- WHAT THIS TASK INVOLVES
List every line below containing "looking".

** begin EXCERPTED RECORDS **

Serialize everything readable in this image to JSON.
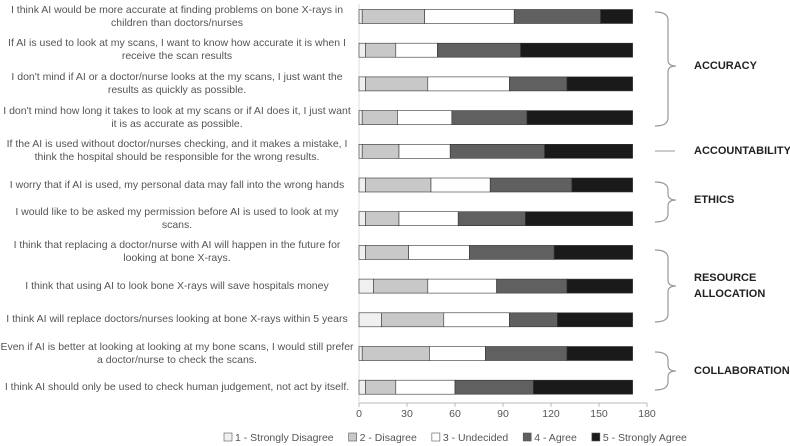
{
  "chart_data": {
    "type": "stacked_bar_horizontal",
    "categories": [
      "I think AI would be more accurate at finding problems on bone X-rays in children than doctors/nurses",
      "If AI is used to look at my scans, I want to know how accurate it is when I receive the scan results",
      "I don't mind if AI or a doctor/nurse looks at the my scans, I just want the results as quickly as possible.",
      "I don't mind how long it takes to look at my scans or if AI does it, I just want it is as accurate as possible.",
      "If the AI is used without doctor/nurses checking, and it makes a mistake, I think the hospital should be responsible for the wrong results.",
      "I worry that if AI is used, my personal data may fall into the wrong hands",
      "I would like to be asked my permission before AI is used to look at my scans.",
      "I think that replacing a doctor/nurse with AI will happen in the future for looking at bone X-rays.",
      "I think that using AI to look bone X-rays will save hospitals money",
      "I think AI will replace doctors/nurses looking at bone X-rays within 5 years",
      "Even if AI is better at looking at looking at my bone scans, I would still prefer a doctor/nurse to check the scans.",
      "I think AI should only be used to check human judgement, not act by itself."
    ],
    "series": [
      {
        "name": "1 - Strongly Disagree",
        "color": "#f0f0f0",
        "values": [
          2,
          4,
          4,
          2,
          2,
          4,
          4,
          4,
          9,
          14,
          2,
          4
        ]
      },
      {
        "name": "2 - Disagree",
        "color": "#c8c8c8",
        "values": [
          39,
          19,
          39,
          22,
          23,
          41,
          21,
          27,
          34,
          39,
          42,
          19
        ]
      },
      {
        "name": "3 - Undecided",
        "color": "#ffffff",
        "values": [
          56,
          26,
          51,
          34,
          32,
          37,
          37,
          38,
          43,
          41,
          35,
          37
        ]
      },
      {
        "name": "4 - Agree",
        "color": "#606060",
        "values": [
          54,
          52,
          36,
          47,
          59,
          51,
          42,
          53,
          44,
          30,
          51,
          49
        ]
      },
      {
        "name": "5 - Strongly Agree",
        "color": "#1a1a1a",
        "values": [
          20,
          70,
          41,
          66,
          55,
          38,
          67,
          49,
          41,
          47,
          41,
          62
        ]
      }
    ],
    "xlim": [
      0,
      180
    ],
    "xticks": [
      0,
      30,
      60,
      90,
      120,
      150,
      180
    ],
    "groups": [
      "ACCURACY",
      "ACCOUNTABILITY",
      "ETHICS",
      "RESOURCE ALLOCATION",
      "COLLABORATION"
    ]
  }
}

** end EXCERPTED RECORDS **

- ANSWER TO THE TASK
      "I think that replacing a doctor/nurse with AI will happen in the future for looking at bone X-rays.",
      "I think AI will replace doctors/nurses looking at bone X-rays within 5 years",
      "Even if AI is better at looking at looking at my bone scans, I would still prefer a doctor/nurse to check the scans.",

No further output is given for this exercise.